EXCERPT:
###
The optional sexual encounter symbolizes this approach and the follies of it. Sean can choose to punch his V-Card, which is fertile grounds for an encounter that can be relatable yet awkward. But it’s almost exclusively the latter as Sean doesn’t have a silver tongue to make the whole thing into a memorable goof that hits close to home in a comedic fashion like a scene from a Judd Apatow movie. Instead, it’s just weird with little else to take away other than Sean is growing up and that this big moment in his teen life is as forgettable for the player as it was for his unsatisfied romantic partner.
This long journey is supposed to be punctuated by memories like these but these two last episodes have done a poor job of telling their own compelling stories while also relating to the overarching plot. They both have been about warming up to a different group of characters for an incredibly brief amount of time and then the two boys argue about Daniel’s powers. Their dynamic has been escalating and hinting at an eventual boiling point (which this finale might be) but it’s still hardly changed in the in-game weeks between each episode.
It’s also just trying to do too much in an abbreviated amount of time. The game is trying to explore Daniel and Sean’s relationship in between the light contained narratives in each episode while also touching on the overall goal to get to Mexico. These episodes aren’t paced well enough nor are they as long as they should be to give these topics the appropriate amount of time and care.
###
MATERIAL PROVIDED:
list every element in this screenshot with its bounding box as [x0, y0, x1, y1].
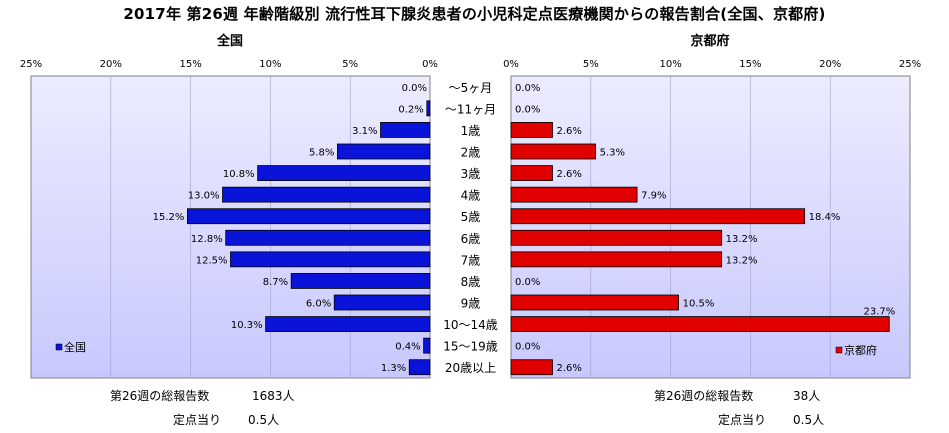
###
EXERCISE REQUIREMENTS:
1. In the game review, what place is named as the overall goal of the journey?
2. Continue the game review from its last sentence.

ANSWERS GIVEN:
1. Mexico.

2.
And this is why it all falls on the characters but the game’s cast isn’t strong enough to bear that burden. Its tame story would be more acceptable if the many soft moments in between beats had less cringeworthy dialogue and more actual humor. The four-month waiting period is also only hurting the game as a whole since it takes so much momentum to get going only to stop suddenly when it gets up to speed. Whereas the first episode was a promising start and the second episode seemed like anomaly, this third episode appears to disprove that by setting a disappointing tone for the rest of the season. And we’ll have to wait yet another few months to see if that’s accurate or not.
GameRevolution reviewed Life Is Strange 2 Episode 3 on PS4 with a copy provided by the publisher.